■ Exercise objective
Return exactly the lines that run from the one containing "Serialize everything readable" to the end of the entries, with both ends included.

■ Supplied data
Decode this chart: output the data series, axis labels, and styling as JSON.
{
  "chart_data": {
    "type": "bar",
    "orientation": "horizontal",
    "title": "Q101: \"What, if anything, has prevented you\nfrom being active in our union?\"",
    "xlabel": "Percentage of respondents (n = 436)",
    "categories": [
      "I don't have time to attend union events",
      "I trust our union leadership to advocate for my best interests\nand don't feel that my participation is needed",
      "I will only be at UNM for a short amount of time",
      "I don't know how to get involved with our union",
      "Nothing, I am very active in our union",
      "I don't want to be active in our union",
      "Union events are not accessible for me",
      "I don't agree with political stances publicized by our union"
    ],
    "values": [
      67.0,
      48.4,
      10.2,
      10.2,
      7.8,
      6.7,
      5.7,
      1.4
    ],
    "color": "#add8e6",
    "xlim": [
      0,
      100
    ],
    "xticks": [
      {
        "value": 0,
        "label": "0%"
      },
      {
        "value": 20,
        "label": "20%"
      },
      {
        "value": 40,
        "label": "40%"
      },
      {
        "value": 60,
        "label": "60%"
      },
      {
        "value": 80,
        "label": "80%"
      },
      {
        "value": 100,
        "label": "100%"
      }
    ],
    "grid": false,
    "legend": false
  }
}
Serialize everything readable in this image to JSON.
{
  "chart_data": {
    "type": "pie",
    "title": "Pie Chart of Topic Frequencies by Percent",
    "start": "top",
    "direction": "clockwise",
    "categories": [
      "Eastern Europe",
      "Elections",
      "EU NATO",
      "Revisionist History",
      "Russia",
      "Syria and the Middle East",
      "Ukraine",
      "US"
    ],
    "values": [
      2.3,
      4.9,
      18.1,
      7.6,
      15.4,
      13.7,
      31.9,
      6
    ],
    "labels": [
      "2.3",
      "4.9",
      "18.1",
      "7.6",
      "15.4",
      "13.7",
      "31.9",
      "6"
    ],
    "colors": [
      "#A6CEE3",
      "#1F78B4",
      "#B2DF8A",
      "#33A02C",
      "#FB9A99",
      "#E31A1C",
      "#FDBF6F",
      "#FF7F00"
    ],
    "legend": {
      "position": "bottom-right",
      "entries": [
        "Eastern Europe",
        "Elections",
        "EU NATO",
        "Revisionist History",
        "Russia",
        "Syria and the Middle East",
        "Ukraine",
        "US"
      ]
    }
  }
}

■ Worked answer
Serialize everything readable in this image to JSON.
{
  "chart_data": {
    "type": "pie",
    "title": "Pie Chart of Topic Frequencies by Percent",
    "start": "top",
    "direction": "clockwise",
    "categories": [
      "Eastern Europe",
      "Elections",
      "EU NATO",
      "Revisionist History",
      "Russia",
      "Syria and the Middle East",
      "Ukraine",
      "US"
    ],
    "values": [
      2.3,
      4.9,
      18.1,
      7.6,
      15.4,
      13.7,
      31.9,
      6
    ],
    "labels": [
      "2.3",
      "4.9",
      "18.1",
      "7.6",
      "15.4",
      "13.7",
      "31.9",
      "6"
    ],
    "colors": [
      "#A6CEE3",
      "#1F78B4",
      "#B2DF8A",
      "#33A02C",
      "#FB9A99",
      "#E31A1C",
      "#FDBF6F",
      "#FF7F00"
    ],
    "legend": {
      "position": "bottom-right",
      "entries": [
        "Eastern Europe",
        "Elections",
        "EU NATO",
        "Revisionist History",
        "Russia",
        "Syria and the Middle East",
        "Ukraine",
        "US"
      ]
    }
  }
}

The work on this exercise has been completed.